▸ Task description
Output the full listing below exactly as it reads, and skip anything that is a picture.

▸ Source data

════════

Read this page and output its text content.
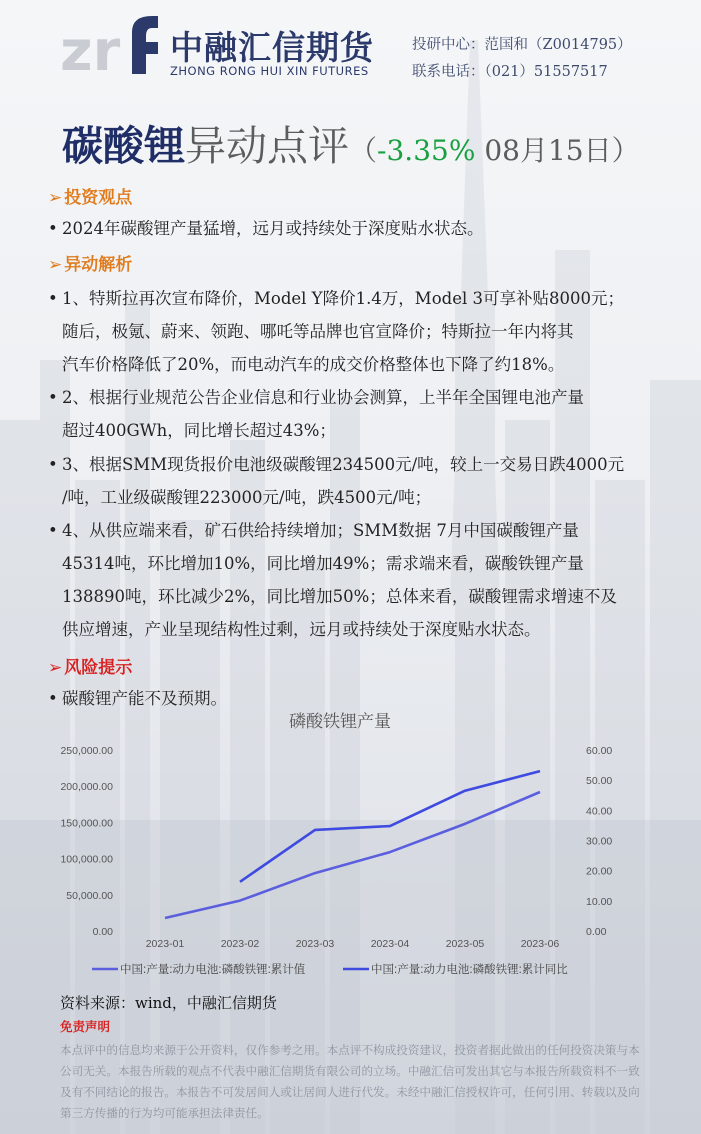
zr 中融汇信期货
ZHONG RONG HUI XIN FUTURES
投研中心：范国和（Z0014795）
联系电话：（021）51557517
碳酸锂异动点评（-3.35% 08月15日）
➢ 投资观点
• 2024年碳酸锂产量猛增，远月或持续处于深度贴水状态。
➢ 异动解析
• 1、特斯拉再次宣布降价，Model Y降价1.4万，Model 3可享补贴8000元；
随后，极氪、蔚来、领跑、哪吒等品牌也官宣降价；特斯拉一年内将其
汽车价格降低了20%，而电动汽车的成交价格整体也下降了约18%。
• 2、根据行业规范公告企业信息和行业协会测算，上半年全国锂电池产量
超过400GWh，同比增长超过43%；
• 3、根据SMM现货报价电池级碳酸锂234500元/吨，较上一交易日跌4000元
/吨，工业级碳酸锂223000元/吨，跌4500元/吨；
• 4、从供应端来看，矿石供给持续增加；SMM数据 7月中国碳酸锂产量
45314吨，环比增加10%，同比增加49%；需求端来看，碳酸铁锂产量
138890吨，环比减少2%，同比增加50%；总体来看，碳酸锂需求增速不及
供应增速，产业呈现结构性过剩，远月或持续处于深度贴水状态。
➢ 风险提示
• 碳酸锂产能不及预期。
磷酸铁锂产量
250,000.00
200,000.00
150,000.00
100,000.00
50,000.00
0.00
60.00
50.00
40.00
30.00
20.00
10.00
0.00
2023-01	2023-02	2023-03	2023-04	2023-05	2023-06
中国:产量:动力电池:磷酸铁锂:累计值	中国:产量:动力电池:磷酸铁锂:累计同比
资料来源：wind，中融汇信期货
免责声明
本点评中的信息均来源于公开资料，仅作参考之用。本点评不构成投资建议，投资者据此做出的任何投资决策与本公司无关。本报告所载的观点不代表中融汇信期货有限公司的立场。中融汇信可发出其它与本报告所载资料不一致及有不同结论的报告。本报告不可发居间人或让居间人进行代发。未经中融汇信授权许可，任何引用、转载以及向第三方传播的行为均可能承担法律责任。
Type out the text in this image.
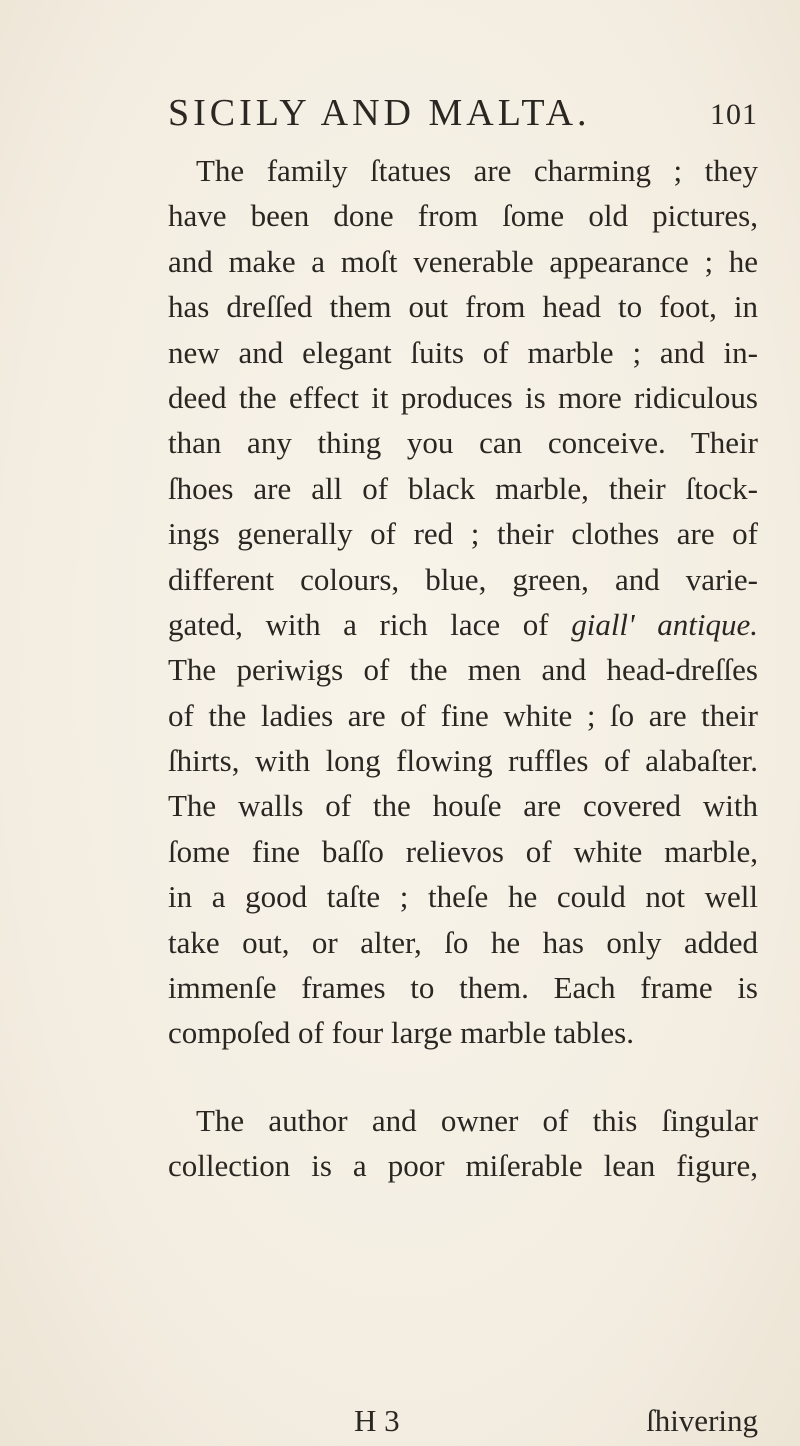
SICILY AND MALTA.	101
The family ſtatues are charming ; they
have been done from ſome old pictures,
and make a moſt venerable appearance ; he
has dreſſed them out from head to foot, in
new and elegant ſuits of marble ; and in-
deed the effect it produces is more ridiculous
than any thing you can conceive. Their
ſhoes are all of black marble, their ſtock-
ings generally of red ; their clothes are of
different colours, blue, green, and varie-
gated, with a rich lace of giall' antique.
The periwigs of the men and head-dreſſes
of the ladies are of fine white ; ſo are their
ſhirts, with long flowing ruffles of alabaſter.
The walls of the houſe are covered with
ſome fine baſſo relievos of white marble,
in a good taſte ; theſe he could not well
take out, or alter, ſo he has only added
immenſe frames to them. Each frame is
compoſed of four large marble tables.
The author and owner of this ſingular
collection is a poor miſerable lean figure,
H 3	ſhivering
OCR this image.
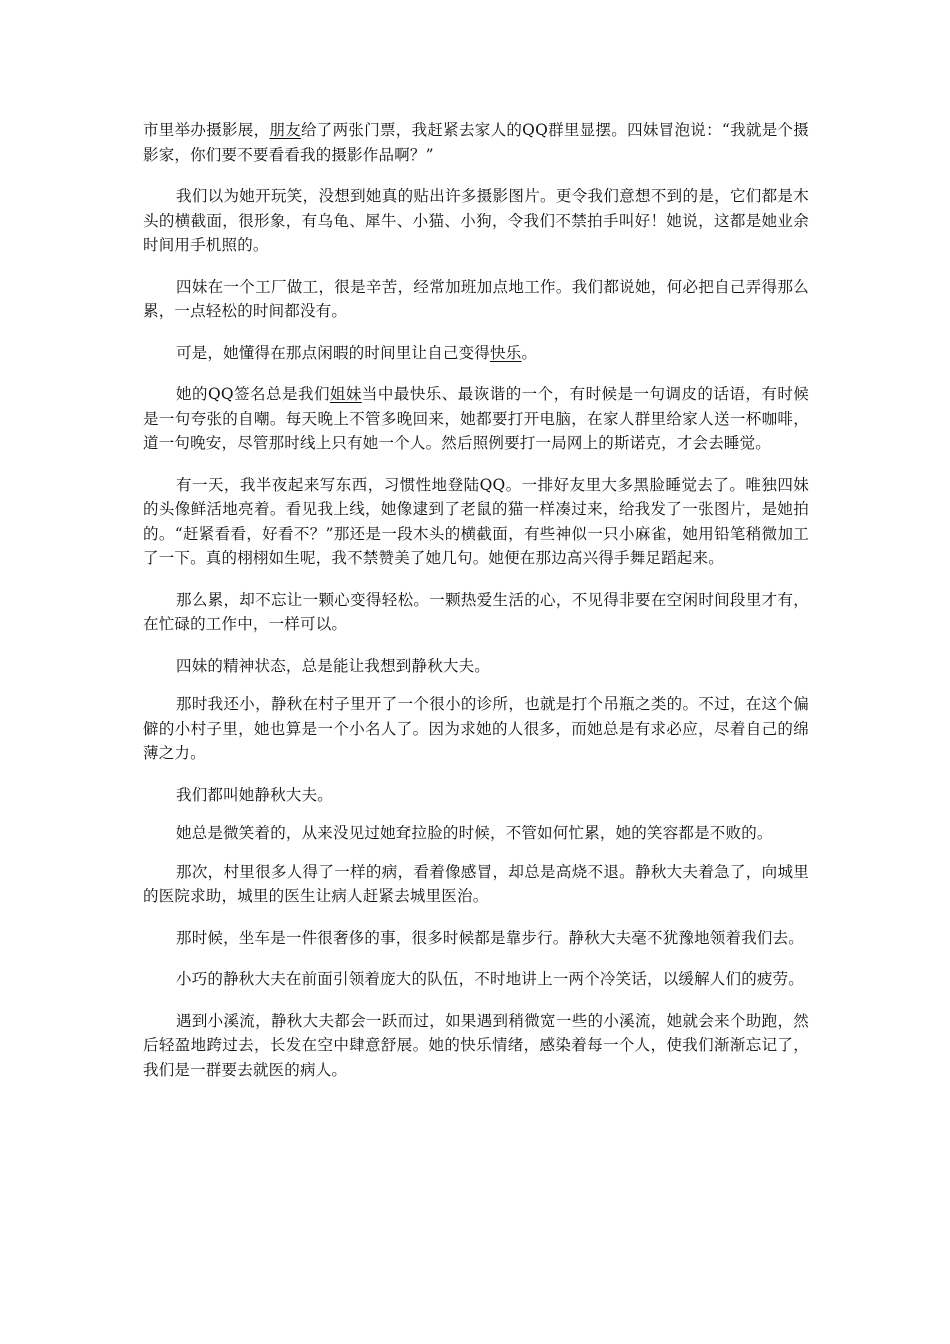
市里举办摄影展，朋友给了两张门票，我赶紧去家人的QQ群里显摆。四妹冒泡说：“我就是个摄影家，你们要不要看看我的摄影作品啊？”

我们以为她开玩笑，没想到她真的贴出许多摄影图片。更令我们意想不到的是，它们都是木头的横截面，很形象，有乌龟、犀牛、小猫、小狗，令我们不禁拍手叫好！她说，这都是她业余时间用手机照的。

四妹在一个工厂做工，很是辛苦，经常加班加点地工作。我们都说她，何必把自己弄得那么累，一点轻松的时间都没有。

可是，她懂得在那点闲暇的时间里让自己变得快乐。

她的QQ签名总是我们姐妹当中最快乐、最诙谐的一个，有时候是一句调皮的话语，有时候是一句夸张的自嘲。每天晚上不管多晚回来，她都要打开电脑，在家人群里给家人送一杯咖啡，道一句晚安，尽管那时线上只有她一个人。然后照例要打一局网上的斯诺克，才会去睡觉。

有一天，我半夜起来写东西，习惯性地登陆QQ。一排好友里大多黑脸睡觉去了。唯独四妹的头像鲜活地亮着。看见我上线，她像逮到了老鼠的猫一样凑过来，给我发了一张图片，是她拍的。“赶紧看看，好看不？”那还是一段木头的横截面，有些神似一只小麻雀，她用铅笔稍微加工了一下。真的栩栩如生呢，我不禁赞美了她几句。她便在那边高兴得手舞足蹈起来。

那么累，却不忘让一颗心变得轻松。一颗热爱生活的心，不见得非要在空闲时间段里才有，在忙碌的工作中，一样可以。

四妹的精神状态，总是能让我想到静秋大夫。

那时我还小，静秋在村子里开了一个很小的诊所，也就是打个吊瓶之类的。不过，在这个偏僻的小村子里，她也算是一个小名人了。因为求她的人很多，而她总是有求必应，尽着自己的绵薄之力。

我们都叫她静秋大夫。

她总是微笑着的，从来没见过她耷拉脸的时候，不管如何忙累，她的笑容都是不败的。

那次，村里很多人得了一样的病，看着像感冒，却总是高烧不退。静秋大夫着急了，向城里的医院求助，城里的医生让病人赶紧去城里医治。

那时候，坐车是一件很奢侈的事，很多时候都是靠步行。静秋大夫毫不犹豫地领着我们去。

小巧的静秋大夫在前面引领着庞大的队伍，不时地讲上一两个冷笑话，以缓解人们的疲劳。

遇到小溪流，静秋大夫都会一跃而过，如果遇到稍微宽一些的小溪流，她就会来个助跑，然后轻盈地跨过去，长发在空中肆意舒展。她的快乐情绪，感染着每一个人，使我们渐渐忘记了，我们是一群要去就医的病人。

════════

▸ Reply
Read this page and output its text content.
zr 中融汇信期货
ZHONG RONG HUI XIN FUTURES
投研中心：范国和（Z0014795）
联系电话：（021）51557517
碳酸锂异动点评（-3.35% 08月15日）
➢ 投资观点
• 2024年碳酸锂产量猛增，远月或持续处于深度贴水状态。
➢ 异动解析
• 1、特斯拉再次宣布降价，Model Y降价1.4万，Model 3可享补贴8000元；
随后，极氪、蔚来、领跑、哪吒等品牌也官宣降价；特斯拉一年内将其
汽车价格降低了20%，而电动汽车的成交价格整体也下降了约18%。
• 2、根据行业规范公告企业信息和行业协会测算，上半年全国锂电池产量
超过400GWh，同比增长超过43%；
• 3、根据SMM现货报价电池级碳酸锂234500元/吨，较上一交易日跌4000元
/吨，工业级碳酸锂223000元/吨，跌4500元/吨；
• 4、从供应端来看，矿石供给持续增加；SMM数据 7月中国碳酸锂产量
45314吨，环比增加10%，同比增加49%；需求端来看，碳酸铁锂产量
138890吨，环比减少2%，同比增加50%；总体来看，碳酸锂需求增速不及
供应增速，产业呈现结构性过剩，远月或持续处于深度贴水状态。
➢ 风险提示
• 碳酸锂产能不及预期。
磷酸铁锂产量
250,000.00
200,000.00
150,000.00
100,000.00
50,000.00
0.00
60.00
50.00
40.00
30.00
20.00
10.00
0.00
2023-01	2023-02	2023-03	2023-04	2023-05	2023-06
中国:产量:动力电池:磷酸铁锂:累计值	中国:产量:动力电池:磷酸铁锂:累计同比
资料来源：wind，中融汇信期货
免责声明
本点评中的信息均来源于公开资料，仅作参考之用。本点评不构成投资建议，投资者据此做出的任何投资决策与本公司无关。本报告所载的观点不代表中融汇信期货有限公司的立场。中融汇信可发出其它与本报告所载资料不一致及有不同结论的报告。本报告不可发居间人或让居间人进行代发。未经中融汇信授权许可，任何引用、转载以及向第三方传播的行为均可能承担法律责任。
Type out the text in this image.
SICILY AND MALTA.	101
The family ſtatues are charming ; they
have been done from ſome old pictures,
and make a moſt venerable appearance ; he
has dreſſed them out from head to foot, in
new and elegant ſuits of marble ; and in-
deed the effect it produces is more ridiculous
than any thing you can conceive. Their
ſhoes are all of black marble, their ſtock-
ings generally of red ; their clothes are of
different colours, blue, green, and varie-
gated, with a rich lace of giall' antique.
The periwigs of the men and head-dreſſes
of the ladies are of fine white ; ſo are their
ſhirts, with long flowing ruffles of alabaſter.
The walls of the houſe are covered with
ſome fine baſſo relievos of white marble,
in a good taſte ; theſe he could not well
take out, or alter, ſo he has only added
immenſe frames to them. Each frame is
compoſed of four large marble tables.
The author and owner of this ſingular
collection is a poor miſerable lean figure,
H 3	ſhivering
OCR this image.
市里举办摄影展，朋友给了两张门票，我赶紧去家人的QQ群里显摆。四妹冒泡说：“我就是个摄影家，你们要不要看看我的摄影作品啊？”

我们以为她开玩笑，没想到她真的贴出许多摄影图片。更令我们意想不到的是，它们都是木头的横截面，很形象，有乌龟、犀牛、小猫、小狗，令我们不禁拍手叫好！她说，这都是她业余时间用手机照的。

四妹在一个工厂做工，很是辛苦，经常加班加点地工作。我们都说她，何必把自己弄得那么累，一点轻松的时间都没有。

可是，她懂得在那点闲暇的时间里让自己变得快乐。

她的QQ签名总是我们姐妹当中最快乐、最诙谐的一个，有时候是一句调皮的话语，有时候是一句夸张的自嘲。每天晚上不管多晚回来，她都要打开电脑，在家人群里给家人送一杯咖啡，道一句晚安，尽管那时线上只有她一个人。然后照例要打一局网上的斯诺克，才会去睡觉。

有一天，我半夜起来写东西，习惯性地登陆QQ。一排好友里大多黑脸睡觉去了。唯独四妹的头像鲜活地亮着。看见我上线，她像逮到了老鼠的猫一样凑过来，给我发了一张图片，是她拍的。“赶紧看看，好看不？”那还是一段木头的横截面，有些神似一只小麻雀，她用铅笔稍微加工了一下。真的栩栩如生呢，我不禁赞美了她几句。她便在那边高兴得手舞足蹈起来。

那么累，却不忘让一颗心变得轻松。一颗热爱生活的心，不见得非要在空闲时间段里才有，在忙碌的工作中，一样可以。

四妹的精神状态，总是能让我想到静秋大夫。

那时我还小，静秋在村子里开了一个很小的诊所，也就是打个吊瓶之类的。不过，在这个偏僻的小村子里，她也算是一个小名人了。因为求她的人很多，而她总是有求必应，尽着自己的绵薄之力。

我们都叫她静秋大夫。

她总是微笑着的，从来没见过她耷拉脸的时候，不管如何忙累，她的笑容都是不败的。

那次，村里很多人得了一样的病，看着像感冒，却总是高烧不退。静秋大夫着急了，向城里的医院求助，城里的医生让病人赶紧去城里医治。

那时候，坐车是一件很奢侈的事，很多时候都是靠步行。静秋大夫毫不犹豫地领着我们去。

小巧的静秋大夫在前面引领着庞大的队伍，不时地讲上一两个冷笑话，以缓解人们的疲劳。

遇到小溪流，静秋大夫都会一跃而过，如果遇到稍微宽一些的小溪流，她就会来个助跑，然后轻盈地跨过去，长发在空中肆意舒展。她的快乐情绪，感染着每一个人，使我们渐渐忘记了，我们是一群要去就医的病人。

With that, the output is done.